▶ [Excerpt]:
5/31/2026 at 5:44:38 PM

For ternary mlx, size on disk is 3.8GB. 512x512 peak memory use is ~3.7

by tcarambat1010

5/31/2026 at 4:40:10 PM

Is there a benchmark of local image generation models? Local = can run on a 16 GB MacBook or 8 GB+ NVIDIA card.

by wiradikusuma

5/31/2026 at 5:35:00 PM

what trade off would one need to clear to justify the hardware and the work to get this running locally as part of a broader system? It’s a lot of work setting up and maintaining a production harness/system on a local device. I don’t personally repeatedly generate images at a scale where using a lab’s app somehow burns all my tokens. I like the ideas of local ai but I don’t see widespread adoption of it happening in commercial or customer situations anytime soon no matter how little/good enough they get. Even Uber- token burn whiplash but I doubt their answer will be “run some of it local”. IT nightmare, I’d imagine.

by captainregex

5/31/2026 at 4:58:44 PM

I wonder why they didn't use a Bonsai model as the text encoder

by potatoman22

5/31/2026 at 3:38:53 PM

Lately I've noticed posts with barely 10 points getting to HN frontpage. Was it always like this?

by MitPitt

5/31/2026 at 4:11:51 PM

I believe it's the way the HN algorithm works. In order to give new and obscure posts a shot, it will add them to peoples feeds in their front page and see how they measure. Otherwise new posts wouldn't get seen and the flywheel would never get started.

So everyone acts as a sort of beta tester for obscure posts.

by robbomacrae

5/31/2026 at 3:45:11 PM

On weekends, yes. During the week, that’s also true if they arrive within a short time frame, e.g., three minutes. Almost no one looks at “New”. That is the real issue.

by s-macke

5/31/2026 at 5:03:10 PM

Maybe the algorithm has some kind of "momentum" to it, taking into consideration the velocity of upvotes.

by blurbleblurble

5/31/2026 at 3:44:33 PM

Not as much competition on the weekend?

▶ [Data rows]:
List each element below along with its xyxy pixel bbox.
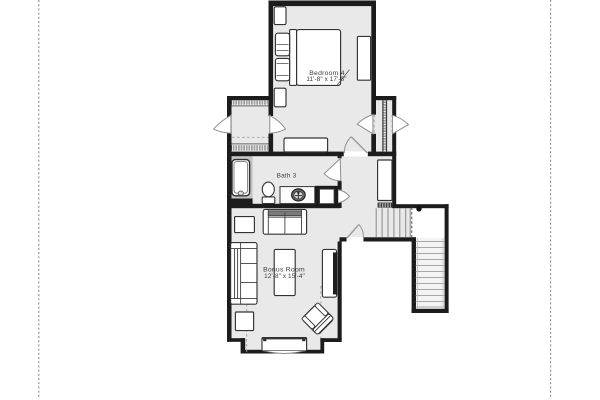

--

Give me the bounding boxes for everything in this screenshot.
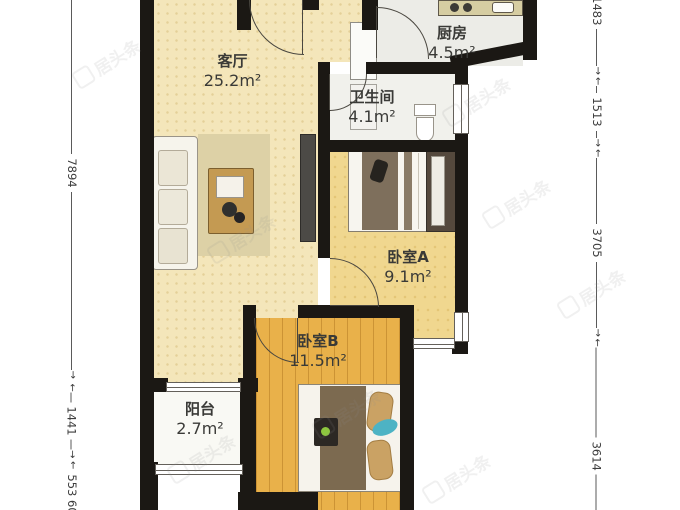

==

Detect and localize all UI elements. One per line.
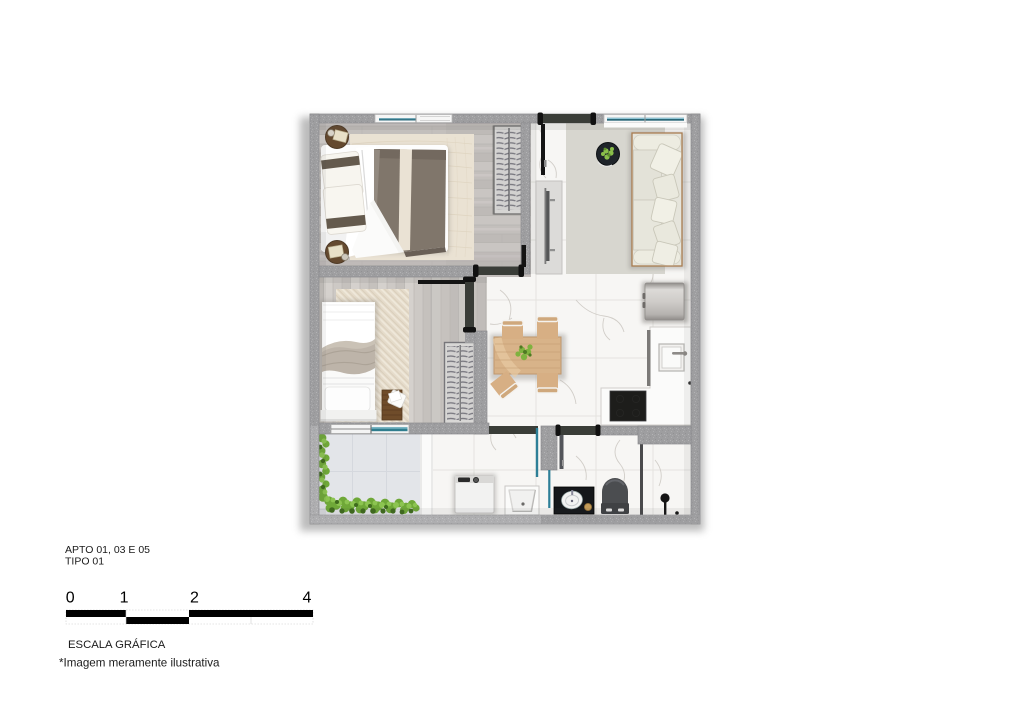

▶ [What this exercise asks]:
1 > Print the part of the thread excerpt from "I wonder why" to "never get started.".
2 > Carry on the thread about local image generation and the HN front page, starting after its final post.
The items have nothing to do with the tasks here.

▶ [Answers]:
1 >
I wonder why they didn't use a Bonsai model as the text encoder

by potatoman22

5/31/2026 at 3:38:53 PM

Lately I've noticed posts with barely 10 points getting to HN frontpage. Was it always like this?

by MitPitt

5/31/2026 at 4:11:51 PM

I believe it's the way the HN algorithm works. In order to give new and obscure posts a shot, it will add them to peoples feeds in their front page and see how they measure. Otherwise new posts wouldn't get seen and the flywheel would never get started.

2 >
by DannyPage

5/31/2026 at 4:56:10 PM

If you are looking to see the "true" HN frontpage (i.e. most upvoted posts), I'd recommend using https://hckrnews.com

by nickvec

5/31/2026 at 3:43:10 PM

I just assume bots

by Aboutplants

5/31/2026 at 3:48:46 PM

Bots doing what? How would the poster being a bot influence why the post itself makes it to the front page with just 10 points?

by iamjackg

5/31/2026 at 4:50:37 PM

It’s about how quickly they get those points. It doesn’t have to be bots. Sending a post to friends with reputable human profiles, and asking for a vote kinda works of most social networks. Some social networks claim they have protection against this but I wouldn’t bet they catch everything.

by speedgoose

5/31/2026 at 5:05:48 PM

Very interested to see where this kind of work goes for on-device video generation!

by sudb

5/31/2026 at 5:38:10 PM

The text encoder is still 4-bit quantized.

by woadwarrior01

5/31/2026 at 6:11:23 PM

This is why I don't think the big AI companies and nvidia will dominate the market. AIs will just run locally, on whatever hardware you have. Perhaps that's why they worked on this yet-to-be-defined partnership with ARM.

by moralestapia

5/31/2026 at 4:56:04 PM

I was expecting to see images of Bonsai trees when I clicked this

by janniks

5/31/2026 at 4:57:32 PM

I expected a small tree in black and white pixel art.

by tobr

5/31/2026 at 5:30:16 PM

Does anyone ever get their stuff to actually work. Like actually load?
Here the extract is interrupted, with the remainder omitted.